» DIRECTIONS: Write down every entry below once more, exactly.

» DATA PROVIDED:
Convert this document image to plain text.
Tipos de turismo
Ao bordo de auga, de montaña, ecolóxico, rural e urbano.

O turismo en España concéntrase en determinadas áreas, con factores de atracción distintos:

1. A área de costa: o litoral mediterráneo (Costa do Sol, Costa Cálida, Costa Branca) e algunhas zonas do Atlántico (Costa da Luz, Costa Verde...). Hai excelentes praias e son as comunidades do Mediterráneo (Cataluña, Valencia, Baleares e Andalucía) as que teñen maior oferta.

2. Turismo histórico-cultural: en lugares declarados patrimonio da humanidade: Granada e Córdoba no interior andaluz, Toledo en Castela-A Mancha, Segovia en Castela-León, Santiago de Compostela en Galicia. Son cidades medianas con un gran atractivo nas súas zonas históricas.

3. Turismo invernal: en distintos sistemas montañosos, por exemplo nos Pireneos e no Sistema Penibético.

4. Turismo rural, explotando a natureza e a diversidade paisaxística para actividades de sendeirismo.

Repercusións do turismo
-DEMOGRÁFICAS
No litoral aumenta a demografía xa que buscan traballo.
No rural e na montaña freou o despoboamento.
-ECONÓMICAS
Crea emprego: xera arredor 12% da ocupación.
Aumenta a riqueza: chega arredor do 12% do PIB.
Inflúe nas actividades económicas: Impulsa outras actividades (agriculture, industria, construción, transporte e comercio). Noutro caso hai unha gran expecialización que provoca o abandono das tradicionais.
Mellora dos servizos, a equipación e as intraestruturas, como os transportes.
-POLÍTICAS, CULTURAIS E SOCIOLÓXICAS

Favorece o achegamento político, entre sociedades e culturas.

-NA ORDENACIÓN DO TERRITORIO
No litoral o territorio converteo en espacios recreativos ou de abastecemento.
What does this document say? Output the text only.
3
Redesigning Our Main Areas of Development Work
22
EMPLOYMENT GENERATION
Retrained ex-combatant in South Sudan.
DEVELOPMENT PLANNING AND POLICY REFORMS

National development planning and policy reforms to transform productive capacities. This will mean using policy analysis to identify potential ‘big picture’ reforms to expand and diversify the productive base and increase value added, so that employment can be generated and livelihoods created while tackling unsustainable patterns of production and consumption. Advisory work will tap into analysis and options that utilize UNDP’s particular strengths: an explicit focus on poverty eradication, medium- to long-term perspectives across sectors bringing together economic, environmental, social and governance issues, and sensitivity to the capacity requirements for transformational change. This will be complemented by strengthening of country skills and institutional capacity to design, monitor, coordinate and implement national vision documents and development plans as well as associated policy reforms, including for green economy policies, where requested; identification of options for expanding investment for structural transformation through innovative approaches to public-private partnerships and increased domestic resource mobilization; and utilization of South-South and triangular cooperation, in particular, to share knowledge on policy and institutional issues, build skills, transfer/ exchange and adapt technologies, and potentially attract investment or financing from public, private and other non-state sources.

» FINAL RESULT:
Convert this document image to plain text.
Tipos de turismo
Ao bordo de auga, de montaña, ecolóxico, rural e urbano.

O turismo en España concéntrase en determinadas áreas, con factores de atracción distintos:

1. A área de costa: o litoral mediterráneo (Costa do Sol, Costa Cálida, Costa Branca) e algunhas zonas do Atlántico (Costa da Luz, Costa Verde...). Hai excelentes praias e son as comunidades do Mediterráneo (Cataluña, Valencia, Baleares e Andalucía) as que teñen maior oferta.

2. Turismo histórico-cultural: en lugares declarados patrimonio da humanidade: Granada e Córdoba no interior andaluz, Toledo en Castela-A Mancha, Segovia en Castela-León, Santiago de Compostela en Galicia. Son cidades medianas con un gran atractivo nas súas zonas históricas.

3. Turismo invernal: en distintos sistemas montañosos, por exemplo nos Pireneos e no Sistema Penibético.

4. Turismo rural, explotando a natureza e a diversidade paisaxística para actividades de sendeirismo.

Repercusións do turismo
-DEMOGRÁFICAS
No litoral aumenta a demografía xa que buscan traballo.
No rural e na montaña freou o despoboamento.
-ECONÓMICAS
Crea emprego: xera arredor 12% da ocupación.
Aumenta a riqueza: chega arredor do 12% do PIB.
Inflúe nas actividades económicas: Impulsa outras actividades (agriculture, industria, construción, transporte e comercio). Noutro caso hai unha gran expecialización que provoca o abandono das tradicionais.
Mellora dos servizos, a equipación e as intraestruturas, como os transportes.
-POLÍTICAS, CULTURAIS E SOCIOLÓXICAS

Favorece o achegamento político, entre sociedades e culturas.

-NA ORDENACIÓN DO TERRITORIO
No litoral o territorio converteo en espacios recreativos ou de abastecemento.
What does this document say? Output the text only.
3
Redesigning Our Main Areas of Development Work
22
EMPLOYMENT GENERATION
Retrained ex-combatant in South Sudan.
DEVELOPMENT PLANNING AND POLICY REFORMS

National development planning and policy reforms to transform productive capacities. This will mean using policy analysis to identify potential ‘big picture’ reforms to expand and diversify the productive base and increase value added, so that employment can be generated and livelihoods created while tackling unsustainable patterns of production and consumption. Advisory work will tap into analysis and options that utilize UNDP’s particular strengths: an explicit focus on poverty eradication, medium- to long-term perspectives across sectors bringing together economic, environmental, social and governance issues, and sensitivity to the capacity requirements for transformational change. This will be complemented by strengthening of country skills and institutional capacity to design, monitor, coordinate and implement national vision documents and development plans as well as associated policy reforms, including for green economy policies, where requested; identification of options for expanding investment for structural transformation through innovative approaches to public-private partnerships and increased domestic resource mobilization; and utilization of South-South and triangular cooperation, in particular, to share knowledge on policy and institutional issues, build skills, transfer/ exchange and adapt technologies, and potentially attract investment or financing from public, private and other non-state sources.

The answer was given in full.